[Figure content listings]
━━━━
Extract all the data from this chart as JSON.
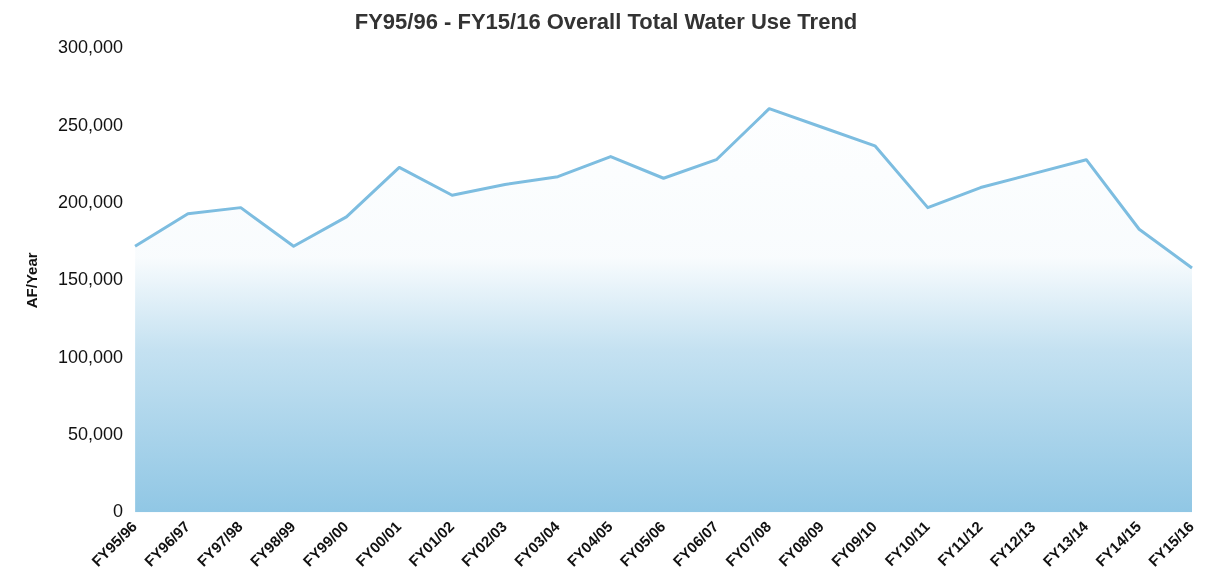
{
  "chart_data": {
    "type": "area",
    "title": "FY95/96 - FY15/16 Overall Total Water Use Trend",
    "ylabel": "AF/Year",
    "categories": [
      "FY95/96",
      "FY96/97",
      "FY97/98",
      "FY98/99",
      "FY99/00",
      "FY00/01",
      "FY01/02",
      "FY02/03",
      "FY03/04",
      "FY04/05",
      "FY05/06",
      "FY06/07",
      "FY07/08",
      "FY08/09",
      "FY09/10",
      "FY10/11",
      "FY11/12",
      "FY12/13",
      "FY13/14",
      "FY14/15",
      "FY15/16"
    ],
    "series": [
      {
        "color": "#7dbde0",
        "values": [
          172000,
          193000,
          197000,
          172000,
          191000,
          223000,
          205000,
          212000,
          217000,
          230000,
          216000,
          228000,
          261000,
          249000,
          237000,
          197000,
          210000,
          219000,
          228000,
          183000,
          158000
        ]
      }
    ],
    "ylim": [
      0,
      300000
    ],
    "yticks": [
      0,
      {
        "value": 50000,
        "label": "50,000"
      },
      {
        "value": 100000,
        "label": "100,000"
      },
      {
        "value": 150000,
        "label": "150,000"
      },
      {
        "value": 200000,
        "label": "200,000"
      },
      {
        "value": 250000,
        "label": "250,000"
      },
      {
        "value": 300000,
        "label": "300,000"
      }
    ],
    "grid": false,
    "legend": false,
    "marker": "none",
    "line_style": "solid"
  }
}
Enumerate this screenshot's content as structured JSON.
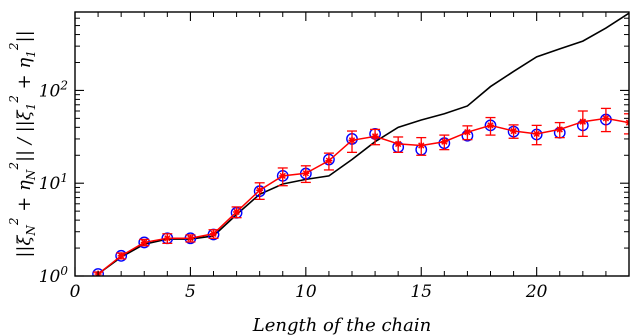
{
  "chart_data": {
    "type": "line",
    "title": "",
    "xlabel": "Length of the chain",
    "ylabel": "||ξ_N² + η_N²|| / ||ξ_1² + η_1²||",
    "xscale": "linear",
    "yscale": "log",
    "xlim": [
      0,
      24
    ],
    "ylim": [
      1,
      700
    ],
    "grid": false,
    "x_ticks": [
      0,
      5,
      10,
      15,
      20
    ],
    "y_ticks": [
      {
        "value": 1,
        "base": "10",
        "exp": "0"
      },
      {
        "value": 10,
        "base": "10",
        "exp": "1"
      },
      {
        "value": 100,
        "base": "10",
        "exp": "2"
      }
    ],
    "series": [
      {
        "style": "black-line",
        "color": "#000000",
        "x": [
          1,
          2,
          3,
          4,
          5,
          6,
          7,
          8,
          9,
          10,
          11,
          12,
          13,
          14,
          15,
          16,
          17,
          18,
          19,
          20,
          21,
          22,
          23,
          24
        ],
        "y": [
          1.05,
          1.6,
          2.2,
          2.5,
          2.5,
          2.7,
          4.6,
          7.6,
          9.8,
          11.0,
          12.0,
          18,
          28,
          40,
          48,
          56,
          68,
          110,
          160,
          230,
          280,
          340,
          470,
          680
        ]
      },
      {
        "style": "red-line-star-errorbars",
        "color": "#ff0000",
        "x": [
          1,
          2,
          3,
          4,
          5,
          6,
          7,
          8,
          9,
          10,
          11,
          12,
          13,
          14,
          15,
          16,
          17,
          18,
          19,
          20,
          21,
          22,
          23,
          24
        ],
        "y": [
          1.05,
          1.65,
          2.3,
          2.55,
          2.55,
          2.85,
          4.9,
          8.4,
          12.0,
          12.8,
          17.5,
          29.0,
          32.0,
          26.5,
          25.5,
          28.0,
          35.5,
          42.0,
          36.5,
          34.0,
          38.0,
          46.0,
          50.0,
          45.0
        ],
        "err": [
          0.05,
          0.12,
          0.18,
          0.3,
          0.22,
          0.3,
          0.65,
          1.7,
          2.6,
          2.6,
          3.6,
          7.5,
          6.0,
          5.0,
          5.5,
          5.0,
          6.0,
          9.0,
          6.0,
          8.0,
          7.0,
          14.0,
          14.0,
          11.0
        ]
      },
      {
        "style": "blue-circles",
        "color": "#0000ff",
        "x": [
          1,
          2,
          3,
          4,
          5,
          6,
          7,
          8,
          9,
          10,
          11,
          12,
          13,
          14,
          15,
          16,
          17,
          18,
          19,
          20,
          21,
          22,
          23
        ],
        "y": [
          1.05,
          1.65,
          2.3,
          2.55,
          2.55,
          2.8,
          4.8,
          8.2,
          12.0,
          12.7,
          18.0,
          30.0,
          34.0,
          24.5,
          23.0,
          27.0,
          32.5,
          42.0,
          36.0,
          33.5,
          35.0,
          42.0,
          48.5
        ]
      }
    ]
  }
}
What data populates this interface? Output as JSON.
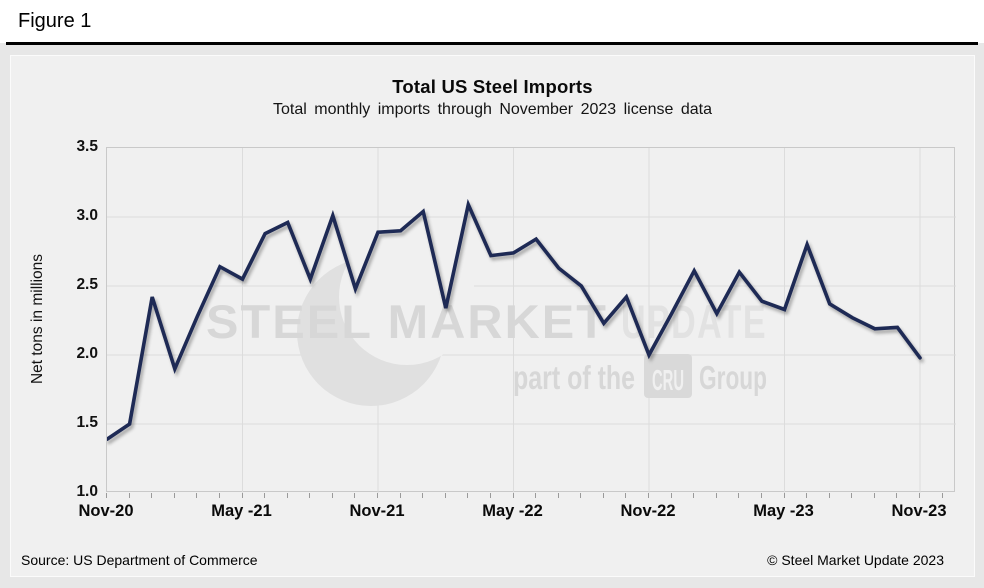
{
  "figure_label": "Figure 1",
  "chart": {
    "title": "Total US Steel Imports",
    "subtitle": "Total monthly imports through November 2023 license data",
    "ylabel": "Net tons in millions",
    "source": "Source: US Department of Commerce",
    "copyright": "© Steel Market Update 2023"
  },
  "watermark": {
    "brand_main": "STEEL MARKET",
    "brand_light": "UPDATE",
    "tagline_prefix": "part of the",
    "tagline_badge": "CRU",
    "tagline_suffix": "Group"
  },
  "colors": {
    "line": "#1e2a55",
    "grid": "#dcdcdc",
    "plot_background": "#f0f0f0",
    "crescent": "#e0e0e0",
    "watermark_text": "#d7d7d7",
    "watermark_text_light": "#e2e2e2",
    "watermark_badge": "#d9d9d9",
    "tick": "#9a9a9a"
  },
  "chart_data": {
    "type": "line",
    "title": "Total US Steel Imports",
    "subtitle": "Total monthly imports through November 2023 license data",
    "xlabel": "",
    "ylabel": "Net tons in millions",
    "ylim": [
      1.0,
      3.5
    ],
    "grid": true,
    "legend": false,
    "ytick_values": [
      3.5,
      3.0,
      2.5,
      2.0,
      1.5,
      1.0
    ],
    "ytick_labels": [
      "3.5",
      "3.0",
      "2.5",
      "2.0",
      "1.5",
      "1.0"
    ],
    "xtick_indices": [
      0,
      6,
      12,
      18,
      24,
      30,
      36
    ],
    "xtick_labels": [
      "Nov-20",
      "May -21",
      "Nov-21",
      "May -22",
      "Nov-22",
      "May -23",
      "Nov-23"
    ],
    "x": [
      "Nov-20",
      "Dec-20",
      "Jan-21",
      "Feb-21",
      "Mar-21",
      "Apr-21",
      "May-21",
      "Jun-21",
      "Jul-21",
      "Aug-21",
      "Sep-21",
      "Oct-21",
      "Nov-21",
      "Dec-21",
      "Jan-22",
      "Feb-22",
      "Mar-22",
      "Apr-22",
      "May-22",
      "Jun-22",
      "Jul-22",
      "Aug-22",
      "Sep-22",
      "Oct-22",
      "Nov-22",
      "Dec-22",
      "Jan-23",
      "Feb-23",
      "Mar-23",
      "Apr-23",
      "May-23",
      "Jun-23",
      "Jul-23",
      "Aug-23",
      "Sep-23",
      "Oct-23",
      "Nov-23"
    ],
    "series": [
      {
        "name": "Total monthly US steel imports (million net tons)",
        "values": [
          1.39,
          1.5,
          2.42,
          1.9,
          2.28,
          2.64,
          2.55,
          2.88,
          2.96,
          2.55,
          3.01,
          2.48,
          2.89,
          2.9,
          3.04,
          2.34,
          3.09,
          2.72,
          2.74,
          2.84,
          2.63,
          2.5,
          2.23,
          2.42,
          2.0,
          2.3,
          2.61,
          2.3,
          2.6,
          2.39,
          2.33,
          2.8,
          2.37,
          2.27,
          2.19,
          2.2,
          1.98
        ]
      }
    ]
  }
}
━━━━
Your objective: Without the pictures, print the records in full, exactly as they appear.

Correct result:
Extract all the data from this chart as JSON.
{
  "chart_data": {
    "type": "area",
    "title": "FY95/96 - FY15/16 Overall Total Water Use Trend",
    "ylabel": "AF/Year",
    "categories": [
      "FY95/96",
      "FY96/97",
      "FY97/98",
      "FY98/99",
      "FY99/00",
      "FY00/01",
      "FY01/02",
      "FY02/03",
      "FY03/04",
      "FY04/05",
      "FY05/06",
      "FY06/07",
      "FY07/08",
      "FY08/09",
      "FY09/10",
      "FY10/11",
      "FY11/12",
      "FY12/13",
      "FY13/14",
      "FY14/15",
      "FY15/16"
    ],
    "series": [
      {
        "color": "#7dbde0",
        "values": [
          172000,
          193000,
          197000,
          172000,
          191000,
          223000,
          205000,
          212000,
          217000,
          230000,
          216000,
          228000,
          261000,
          249000,
          237000,
          197000,
          210000,
          219000,
          228000,
          183000,
          158000
        ]
      }
    ],
    "ylim": [
      0,
      300000
    ],
    "yticks": [
      0,
      {
        "value": 50000,
        "label": "50,000"
      },
      {
        "value": 100000,
        "label": "100,000"
      },
      {
        "value": 150000,
        "label": "150,000"
      },
      {
        "value": 200000,
        "label": "200,000"
      },
      {
        "value": 250000,
        "label": "250,000"
      },
      {
        "value": 300000,
        "label": "300,000"
      }
    ],
    "grid": false,
    "legend": false,
    "marker": "none",
    "line_style": "solid"
  }
}
Enumerate this screenshot's content as structured JSON.
{
  "chart_data": {
    "type": "line",
    "title": "",
    "xlabel": "Length of the chain",
    "ylabel": "||ξ_N² + η_N²|| / ||ξ_1² + η_1²||",
    "xscale": "linear",
    "yscale": "log",
    "xlim": [
      0,
      24
    ],
    "ylim": [
      1,
      700
    ],
    "grid": false,
    "x_ticks": [
      0,
      5,
      10,
      15,
      20
    ],
    "y_ticks": [
      {
        "value": 1,
        "base": "10",
        "exp": "0"
      },
      {
        "value": 10,
        "base": "10",
        "exp": "1"
      },
      {
        "value": 100,
        "base": "10",
        "exp": "2"
      }
    ],
    "series": [
      {
        "style": "black-line",
        "color": "#000000",
        "x": [
          1,
          2,
          3,
          4,
          5,
          6,
          7,
          8,
          9,
          10,
          11,
          12,
          13,
          14,
          15,
          16,
          17,
          18,
          19,
          20,
          21,
          22,
          23,
          24
        ],
        "y": [
          1.05,
          1.6,
          2.2,
          2.5,
          2.5,
          2.7,
          4.6,
          7.6,
          9.8,
          11.0,
          12.0,
          18,
          28,
          40,
          48,
          56,
          68,
          110,
          160,
          230,
          280,
          340,
          470,
          680
        ]
      },
      {
        "style": "red-line-star-errorbars",
        "color": "#ff0000",
        "x": [
          1,
          2,
          3,
          4,
          5,
          6,
          7,
          8,
          9,
          10,
          11,
          12,
          13,
          14,
          15,
          16,
          17,
          18,
          19,
          20,
          21,
          22,
          23,
          24
        ],
        "y": [
          1.05,
          1.65,
          2.3,
          2.55,
          2.55,
          2.85,
          4.9,
          8.4,
          12.0,
          12.8,
          17.5,
          29.0,
          32.0,
          26.5,
          25.5,
          28.0,
          35.5,
          42.0,
          36.5,
          34.0,
          38.0,
          46.0,
          50.0,
          45.0
        ],
        "err": [
          0.05,
          0.12,
          0.18,
          0.3,
          0.22,
          0.3,
          0.65,
          1.7,
          2.6,
          2.6,
          3.6,
          7.5,
          6.0,
          5.0,
          5.5,
          5.0,
          6.0,
          9.0,
          6.0,
          8.0,
          7.0,
          14.0,
          14.0,
          11.0
        ]
      },
      {
        "style": "blue-circles",
        "color": "#0000ff",
        "x": [
          1,
          2,
          3,
          4,
          5,
          6,
          7,
          8,
          9,
          10,
          11,
          12,
          13,
          14,
          15,
          16,
          17,
          18,
          19,
          20,
          21,
          22,
          23
        ],
        "y": [
          1.05,
          1.65,
          2.3,
          2.55,
          2.55,
          2.8,
          4.8,
          8.2,
          12.0,
          12.7,
          18.0,
          30.0,
          34.0,
          24.5,
          23.0,
          27.0,
          32.5,
          42.0,
          36.0,
          33.5,
          35.0,
          42.0,
          48.5
        ]
      }
    ]
  }
}
What data populates this interface? Output as JSON.
{
  "figure_label": "Figure 1",
  "chart": {
    "title": "Total US Steel Imports",
    "subtitle": "Total monthly imports through November 2023 license data",
    "ylabel": "Net tons in millions",
    "source": "Source: US Department of Commerce",
    "copyright": "© Steel Market Update 2023"
  },
  "watermark": {
    "brand_main": "STEEL MARKET",
    "brand_light": "UPDATE",
    "tagline_prefix": "part of the",
    "tagline_badge": "CRU",
    "tagline_suffix": "Group"
  },
  "colors": {
    "line": "#1e2a55",
    "grid": "#dcdcdc",
    "plot_background": "#f0f0f0",
    "crescent": "#e0e0e0",
    "watermark_text": "#d7d7d7",
    "watermark_text_light": "#e2e2e2",
    "watermark_badge": "#d9d9d9",
    "tick": "#9a9a9a"
  },
  "chart_data": {
    "type": "line",
    "title": "Total US Steel Imports",
    "subtitle": "Total monthly imports through November 2023 license data",
    "xlabel": "",
    "ylabel": "Net tons in millions",
    "ylim": [
      1.0,
      3.5
    ],
    "grid": true,
    "legend": false,
    "ytick_values": [
      3.5,
      3.0,
      2.5,
      2.0,
      1.5,
      1.0
    ],
    "ytick_labels": [
      "3.5",
      "3.0",
      "2.5",
      "2.0",
      "1.5",
      "1.0"
    ],
    "xtick_indices": [
      0,
      6,
      12,
      18,
      24,
      30,
      36
    ],
    "xtick_labels": [
      "Nov-20",
      "May -21",
      "Nov-21",
      "May -22",
      "Nov-22",
      "May -23",
      "Nov-23"
    ],
    "x": [
      "Nov-20",
      "Dec-20",
      "Jan-21",
      "Feb-21",
      "Mar-21",
      "Apr-21",
      "May-21",
      "Jun-21",
      "Jul-21",
      "Aug-21",
      "Sep-21",
      "Oct-21",
      "Nov-21",
      "Dec-21",
      "Jan-22",
      "Feb-22",
      "Mar-22",
      "Apr-22",
      "May-22",
      "Jun-22",
      "Jul-22",
      "Aug-22",
      "Sep-22",
      "Oct-22",
      "Nov-22",
      "Dec-22",
      "Jan-23",
      "Feb-23",
      "Mar-23",
      "Apr-23",
      "May-23",
      "Jun-23",
      "Jul-23",
      "Aug-23",
      "Sep-23",
      "Oct-23",
      "Nov-23"
    ],
    "series": [
      {
        "name": "Total monthly US steel imports (million net tons)",
        "values": [
          1.39,
          1.5,
          2.42,
          1.9,
          2.28,
          2.64,
          2.55,
          2.88,
          2.96,
          2.55,
          3.01,
          2.48,
          2.89,
          2.9,
          3.04,
          2.34,
          3.09,
          2.72,
          2.74,
          2.84,
          2.63,
          2.5,
          2.23,
          2.42,
          2.0,
          2.3,
          2.61,
          2.3,
          2.6,
          2.39,
          2.33,
          2.8,
          2.37,
          2.27,
          2.19,
          2.2,
          1.98
        ]
      }
    ]
  }
}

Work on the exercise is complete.